### [EXERCISE DESCRIPTION]
The records below are to be repeated in full, exactly as they are.

|---|

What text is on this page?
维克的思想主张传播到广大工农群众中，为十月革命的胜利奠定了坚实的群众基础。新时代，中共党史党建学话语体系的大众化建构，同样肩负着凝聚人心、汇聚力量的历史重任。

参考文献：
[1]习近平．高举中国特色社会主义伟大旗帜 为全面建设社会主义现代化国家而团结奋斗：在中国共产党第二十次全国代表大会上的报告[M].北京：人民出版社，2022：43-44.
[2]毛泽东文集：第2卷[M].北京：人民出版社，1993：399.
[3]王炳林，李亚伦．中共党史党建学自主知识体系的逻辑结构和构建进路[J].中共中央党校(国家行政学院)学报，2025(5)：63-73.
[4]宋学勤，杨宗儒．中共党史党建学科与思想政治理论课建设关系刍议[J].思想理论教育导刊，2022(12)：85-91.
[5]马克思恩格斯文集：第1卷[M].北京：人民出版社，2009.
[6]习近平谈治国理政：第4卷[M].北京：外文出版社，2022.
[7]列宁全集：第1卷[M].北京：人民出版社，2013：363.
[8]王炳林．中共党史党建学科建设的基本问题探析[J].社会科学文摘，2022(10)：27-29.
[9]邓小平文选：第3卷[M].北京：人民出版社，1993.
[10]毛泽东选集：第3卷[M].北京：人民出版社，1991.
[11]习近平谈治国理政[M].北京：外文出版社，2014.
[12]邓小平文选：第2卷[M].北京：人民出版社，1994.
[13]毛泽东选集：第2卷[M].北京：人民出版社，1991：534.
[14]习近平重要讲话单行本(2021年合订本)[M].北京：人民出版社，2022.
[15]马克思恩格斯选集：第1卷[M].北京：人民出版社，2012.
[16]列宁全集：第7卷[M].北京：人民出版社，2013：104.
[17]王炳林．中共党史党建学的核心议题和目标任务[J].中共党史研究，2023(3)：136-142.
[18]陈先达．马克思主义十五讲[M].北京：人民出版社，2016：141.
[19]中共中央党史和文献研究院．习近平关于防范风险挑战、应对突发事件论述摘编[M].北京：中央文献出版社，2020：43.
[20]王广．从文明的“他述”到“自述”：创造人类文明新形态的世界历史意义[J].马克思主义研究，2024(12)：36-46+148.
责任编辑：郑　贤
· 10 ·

|---|

### [RESULT OF THE TASK]
What text is on this page?
维克的思想主张传播到广大工农群众中，为十月革命的胜利奠定了坚实的群众基础。新时代，中共党史党建学话语体系的大众化建构，同样肩负着凝聚人心、汇聚力量的历史重任。

参考文献：
[1]习近平．高举中国特色社会主义伟大旗帜 为全面建设社会主义现代化国家而团结奋斗：在中国共产党第二十次全国代表大会上的报告[M].北京：人民出版社，2022：43-44.
[2]毛泽东文集：第2卷[M].北京：人民出版社，1993：399.
[3]王炳林，李亚伦．中共党史党建学自主知识体系的逻辑结构和构建进路[J].中共中央党校(国家行政学院)学报，2025(5)：63-73.
[4]宋学勤，杨宗儒．中共党史党建学科与思想政治理论课建设关系刍议[J].思想理论教育导刊，2022(12)：85-91.
[5]马克思恩格斯文集：第1卷[M].北京：人民出版社，2009.
[6]习近平谈治国理政：第4卷[M].北京：外文出版社，2022.
[7]列宁全集：第1卷[M].北京：人民出版社，2013：363.
[8]王炳林．中共党史党建学科建设的基本问题探析[J].社会科学文摘，2022(10)：27-29.
[9]邓小平文选：第3卷[M].北京：人民出版社，1993.
[10]毛泽东选集：第3卷[M].北京：人民出版社，1991.
[11]习近平谈治国理政[M].北京：外文出版社，2014.
[12]邓小平文选：第2卷[M].北京：人民出版社，1994.
[13]毛泽东选集：第2卷[M].北京：人民出版社，1991：534.
[14]习近平重要讲话单行本(2021年合订本)[M].北京：人民出版社，2022.
[15]马克思恩格斯选集：第1卷[M].北京：人民出版社，2012.
[16]列宁全集：第7卷[M].北京：人民出版社，2013：104.
[17]王炳林．中共党史党建学的核心议题和目标任务[J].中共党史研究，2023(3)：136-142.
[18]陈先达．马克思主义十五讲[M].北京：人民出版社，2016：141.
[19]中共中央党史和文献研究院．习近平关于防范风险挑战、应对突发事件论述摘编[M].北京：中央文献出版社，2020：43.
[20]王广．从文明的“他述”到“自述”：创造人类文明新形态的世界历史意义[J].马克思主义研究，2024(12)：36-46+148.
责任编辑：郑　贤
· 10 ·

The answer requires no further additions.